→ DATA RECORDS:
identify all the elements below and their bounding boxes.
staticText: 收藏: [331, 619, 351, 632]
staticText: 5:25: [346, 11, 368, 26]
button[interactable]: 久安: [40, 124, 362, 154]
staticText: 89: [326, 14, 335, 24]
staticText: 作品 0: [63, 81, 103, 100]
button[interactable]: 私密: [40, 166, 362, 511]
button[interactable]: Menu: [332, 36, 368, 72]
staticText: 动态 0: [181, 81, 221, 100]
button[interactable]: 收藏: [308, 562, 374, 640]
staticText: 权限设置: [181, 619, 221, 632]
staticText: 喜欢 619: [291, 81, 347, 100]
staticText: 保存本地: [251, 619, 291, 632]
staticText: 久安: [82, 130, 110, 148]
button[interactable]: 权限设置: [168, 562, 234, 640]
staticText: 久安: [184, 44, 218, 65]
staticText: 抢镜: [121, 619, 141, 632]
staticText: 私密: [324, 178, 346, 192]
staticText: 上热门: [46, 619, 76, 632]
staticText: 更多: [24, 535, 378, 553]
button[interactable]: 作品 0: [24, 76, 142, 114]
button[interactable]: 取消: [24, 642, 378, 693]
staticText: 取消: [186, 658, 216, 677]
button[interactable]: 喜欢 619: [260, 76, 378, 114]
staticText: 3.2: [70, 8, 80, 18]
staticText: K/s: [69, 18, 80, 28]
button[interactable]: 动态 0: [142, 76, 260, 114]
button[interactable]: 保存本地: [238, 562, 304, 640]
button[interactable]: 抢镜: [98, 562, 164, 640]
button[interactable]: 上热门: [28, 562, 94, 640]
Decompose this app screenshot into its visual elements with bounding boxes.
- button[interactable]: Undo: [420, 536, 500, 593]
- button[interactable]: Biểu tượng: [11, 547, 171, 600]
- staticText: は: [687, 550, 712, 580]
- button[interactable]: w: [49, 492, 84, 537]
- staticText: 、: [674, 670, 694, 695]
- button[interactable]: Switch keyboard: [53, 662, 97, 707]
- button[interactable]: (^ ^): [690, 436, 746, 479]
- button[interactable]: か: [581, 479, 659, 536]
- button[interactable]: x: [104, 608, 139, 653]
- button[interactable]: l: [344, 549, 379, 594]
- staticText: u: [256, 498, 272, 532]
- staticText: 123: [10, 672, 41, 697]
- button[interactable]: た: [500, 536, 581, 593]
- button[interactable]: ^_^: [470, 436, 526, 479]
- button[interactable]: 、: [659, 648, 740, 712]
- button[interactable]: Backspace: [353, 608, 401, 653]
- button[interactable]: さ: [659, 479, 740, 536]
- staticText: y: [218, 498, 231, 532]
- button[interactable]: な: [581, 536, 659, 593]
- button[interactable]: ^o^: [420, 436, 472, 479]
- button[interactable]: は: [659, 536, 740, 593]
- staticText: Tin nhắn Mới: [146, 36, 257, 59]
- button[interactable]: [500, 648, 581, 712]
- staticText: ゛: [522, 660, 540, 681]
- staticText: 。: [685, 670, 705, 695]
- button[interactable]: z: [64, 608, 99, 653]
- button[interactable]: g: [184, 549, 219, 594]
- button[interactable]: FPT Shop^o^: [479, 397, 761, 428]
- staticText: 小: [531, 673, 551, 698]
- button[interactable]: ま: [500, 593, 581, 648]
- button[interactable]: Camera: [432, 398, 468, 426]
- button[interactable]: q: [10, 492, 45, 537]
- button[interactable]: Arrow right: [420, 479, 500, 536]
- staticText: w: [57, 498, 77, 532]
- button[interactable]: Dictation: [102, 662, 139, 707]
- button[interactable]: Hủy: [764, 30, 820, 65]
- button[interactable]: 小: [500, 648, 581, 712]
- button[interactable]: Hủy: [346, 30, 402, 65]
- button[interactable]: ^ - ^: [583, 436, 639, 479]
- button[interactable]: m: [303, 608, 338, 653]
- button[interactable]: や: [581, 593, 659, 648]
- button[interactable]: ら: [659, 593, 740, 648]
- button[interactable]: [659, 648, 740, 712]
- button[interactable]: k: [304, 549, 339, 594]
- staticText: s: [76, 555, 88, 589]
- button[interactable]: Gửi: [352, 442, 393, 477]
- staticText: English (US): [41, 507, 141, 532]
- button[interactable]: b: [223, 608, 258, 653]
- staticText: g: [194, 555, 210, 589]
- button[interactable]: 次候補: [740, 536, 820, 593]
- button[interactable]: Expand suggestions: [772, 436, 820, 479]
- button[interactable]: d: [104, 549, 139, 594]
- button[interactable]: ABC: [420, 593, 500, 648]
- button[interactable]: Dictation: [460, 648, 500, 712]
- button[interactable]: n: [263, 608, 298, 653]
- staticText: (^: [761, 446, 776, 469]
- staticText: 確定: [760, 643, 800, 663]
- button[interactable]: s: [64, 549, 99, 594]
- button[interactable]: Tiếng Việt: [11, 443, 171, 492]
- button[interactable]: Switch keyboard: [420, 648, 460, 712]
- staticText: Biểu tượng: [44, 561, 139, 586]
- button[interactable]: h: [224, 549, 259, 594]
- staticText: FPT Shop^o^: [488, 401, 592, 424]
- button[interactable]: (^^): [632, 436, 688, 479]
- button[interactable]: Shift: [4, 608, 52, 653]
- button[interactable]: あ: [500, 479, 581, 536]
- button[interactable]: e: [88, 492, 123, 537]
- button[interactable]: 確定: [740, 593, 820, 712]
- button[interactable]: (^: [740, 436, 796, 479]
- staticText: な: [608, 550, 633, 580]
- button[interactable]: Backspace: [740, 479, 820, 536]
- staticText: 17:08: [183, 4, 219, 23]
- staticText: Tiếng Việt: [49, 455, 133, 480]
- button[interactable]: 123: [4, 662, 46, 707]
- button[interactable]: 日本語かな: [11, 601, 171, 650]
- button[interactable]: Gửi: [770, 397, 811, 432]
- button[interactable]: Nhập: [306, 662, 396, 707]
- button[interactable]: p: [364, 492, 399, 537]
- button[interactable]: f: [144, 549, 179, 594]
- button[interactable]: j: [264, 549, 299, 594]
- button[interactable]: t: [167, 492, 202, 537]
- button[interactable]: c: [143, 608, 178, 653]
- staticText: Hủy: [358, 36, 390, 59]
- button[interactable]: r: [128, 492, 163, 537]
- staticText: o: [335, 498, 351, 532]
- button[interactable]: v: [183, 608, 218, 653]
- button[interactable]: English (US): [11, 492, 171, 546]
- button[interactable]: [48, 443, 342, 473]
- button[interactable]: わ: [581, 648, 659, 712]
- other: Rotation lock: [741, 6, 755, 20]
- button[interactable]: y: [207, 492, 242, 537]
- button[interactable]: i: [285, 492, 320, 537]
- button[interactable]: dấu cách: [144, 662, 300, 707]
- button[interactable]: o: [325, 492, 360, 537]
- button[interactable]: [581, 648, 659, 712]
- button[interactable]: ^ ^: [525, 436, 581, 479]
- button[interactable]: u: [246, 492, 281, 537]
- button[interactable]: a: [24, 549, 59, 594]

→ TASK TO CARRY OUT:
Reproduce every record above verbatim, line for line.

→ RESPONSE TO THE EXERCISE:
identify all the elements below and their bounding boxes.
staticText: 收藏: [331, 619, 351, 632]
staticText: 5:25: [346, 11, 368, 26]
button[interactable]: 久安: [40, 124, 362, 154]
staticText: 89: [326, 14, 335, 24]
staticText: 作品 0: [63, 81, 103, 100]
button[interactable]: 私密: [40, 166, 362, 511]
button[interactable]: Menu: [332, 36, 368, 72]
staticText: 动态 0: [181, 81, 221, 100]
button[interactable]: 收藏: [308, 562, 374, 640]
staticText: 权限设置: [181, 619, 221, 632]
staticText: 喜欢 619: [291, 81, 347, 100]
staticText: 保存本地: [251, 619, 291, 632]
staticText: 久安: [82, 130, 110, 148]
button[interactable]: 权限设置: [168, 562, 234, 640]
staticText: 久安: [184, 44, 218, 65]
staticText: 抢镜: [121, 619, 141, 632]
staticText: 私密: [324, 178, 346, 192]
staticText: 上热门: [46, 619, 76, 632]
staticText: 更多: [24, 535, 378, 553]
button[interactable]: 作品 0: [24, 76, 142, 114]
button[interactable]: 取消: [24, 642, 378, 693]
staticText: 取消: [186, 658, 216, 677]
button[interactable]: 喜欢 619: [260, 76, 378, 114]
staticText: 3.2: [70, 8, 80, 18]
staticText: K/s: [69, 18, 80, 28]
button[interactable]: 动态 0: [142, 76, 260, 114]
button[interactable]: 保存本地: [238, 562, 304, 640]
button[interactable]: 抢镜: [98, 562, 164, 640]
button[interactable]: 上热门: [28, 562, 94, 640]
Decompose this app screenshot into its visual elements with bounding boxes.
- button[interactable]: Undo: [420, 536, 500, 593]
- button[interactable]: Biểu tượng: [11, 547, 171, 600]
- staticText: は: [687, 550, 712, 580]
- button[interactable]: w: [49, 492, 84, 537]
- staticText: 、: [674, 670, 694, 695]
- button[interactable]: Switch keyboard: [53, 662, 97, 707]
- button[interactable]: (^ ^): [690, 436, 746, 479]
- button[interactable]: か: [581, 479, 659, 536]
- button[interactable]: x: [104, 608, 139, 653]
- button[interactable]: l: [344, 549, 379, 594]
- staticText: u: [256, 498, 272, 532]
- staticText: 123: [10, 672, 41, 697]
- button[interactable]: た: [500, 536, 581, 593]
- button[interactable]: ^_^: [470, 436, 526, 479]
- button[interactable]: 、: [659, 648, 740, 712]
- button[interactable]: Backspace: [353, 608, 401, 653]
- button[interactable]: さ: [659, 479, 740, 536]
- staticText: y: [218, 498, 231, 532]
- button[interactable]: な: [581, 536, 659, 593]
- button[interactable]: ^o^: [420, 436, 472, 479]
- button[interactable]: は: [659, 536, 740, 593]
- staticText: Tin nhắn Mới: [146, 36, 257, 59]
- button[interactable]: [500, 648, 581, 712]
- staticText: ゛: [522, 660, 540, 681]
- staticText: 。: [685, 670, 705, 695]
- button[interactable]: z: [64, 608, 99, 653]
- button[interactable]: g: [184, 549, 219, 594]
- button[interactable]: FPT Shop^o^: [479, 397, 761, 428]
- staticText: 小: [531, 673, 551, 698]
- button[interactable]: ま: [500, 593, 581, 648]
- button[interactable]: Camera: [432, 398, 468, 426]
- button[interactable]: q: [10, 492, 45, 537]
- button[interactable]: Arrow right: [420, 479, 500, 536]
- staticText: w: [57, 498, 77, 532]
- button[interactable]: Dictation: [102, 662, 139, 707]
- button[interactable]: Hủy: [764, 30, 820, 65]
- button[interactable]: 小: [500, 648, 581, 712]
- button[interactable]: Hủy: [346, 30, 402, 65]
- button[interactable]: ^ - ^: [583, 436, 639, 479]
- button[interactable]: m: [303, 608, 338, 653]
- button[interactable]: や: [581, 593, 659, 648]
- button[interactable]: ら: [659, 593, 740, 648]
- button[interactable]: [659, 648, 740, 712]
- button[interactable]: k: [304, 549, 339, 594]
- staticText: s: [76, 555, 88, 589]
- button[interactable]: Gửi: [352, 442, 393, 477]
- staticText: English (US): [41, 507, 141, 532]
- button[interactable]: b: [223, 608, 258, 653]
- staticText: g: [194, 555, 210, 589]
- button[interactable]: 次候補: [740, 536, 820, 593]
- button[interactable]: Expand suggestions: [772, 436, 820, 479]
- button[interactable]: d: [104, 549, 139, 594]
- button[interactable]: ABC: [420, 593, 500, 648]
- button[interactable]: Dictation: [460, 648, 500, 712]
- button[interactable]: n: [263, 608, 298, 653]
- staticText: (^: [761, 446, 776, 469]
- staticText: 確定: [760, 643, 800, 663]
- button[interactable]: s: [64, 549, 99, 594]
- button[interactable]: Tiếng Việt: [11, 443, 171, 492]
- button[interactable]: Switch keyboard: [420, 648, 460, 712]
- staticText: Biểu tượng: [44, 561, 139, 586]
- button[interactable]: h: [224, 549, 259, 594]
- staticText: FPT Shop^o^: [488, 401, 592, 424]
- button[interactable]: (^^): [632, 436, 688, 479]
- button[interactable]: Shift: [4, 608, 52, 653]
- button[interactable]: あ: [500, 479, 581, 536]
- button[interactable]: e: [88, 492, 123, 537]
- button[interactable]: 確定: [740, 593, 820, 712]
- button[interactable]: (^: [740, 436, 796, 479]
- staticText: な: [608, 550, 633, 580]
- button[interactable]: Backspace: [740, 479, 820, 536]
- staticText: 17:08: [183, 4, 219, 23]
- staticText: Tiếng Việt: [49, 455, 133, 480]
- button[interactable]: 123: [4, 662, 46, 707]
- button[interactable]: 日本語かな: [11, 601, 171, 650]
- button[interactable]: Gửi: [770, 397, 811, 432]
- button[interactable]: Nhập: [306, 662, 396, 707]
- button[interactable]: p: [364, 492, 399, 537]
- button[interactable]: f: [144, 549, 179, 594]
- button[interactable]: j: [264, 549, 299, 594]
- button[interactable]: t: [167, 492, 202, 537]
- button[interactable]: c: [143, 608, 178, 653]
- staticText: Hủy: [358, 36, 390, 59]
- button[interactable]: r: [128, 492, 163, 537]
- staticText: o: [335, 498, 351, 532]
- button[interactable]: v: [183, 608, 218, 653]
- button[interactable]: English (US): [11, 492, 171, 546]
- button[interactable]: [48, 443, 342, 473]
- button[interactable]: わ: [581, 648, 659, 712]
- other: Rotation lock: [741, 6, 755, 20]
- button[interactable]: y: [207, 492, 242, 537]
- button[interactable]: i: [285, 492, 320, 537]
- button[interactable]: dấu cách: [144, 662, 300, 707]
- button[interactable]: o: [325, 492, 360, 537]
- button[interactable]: [581, 648, 659, 712]
- button[interactable]: ^ ^: [525, 436, 581, 479]
- button[interactable]: u: [246, 492, 281, 537]
- button[interactable]: a: [24, 549, 59, 594]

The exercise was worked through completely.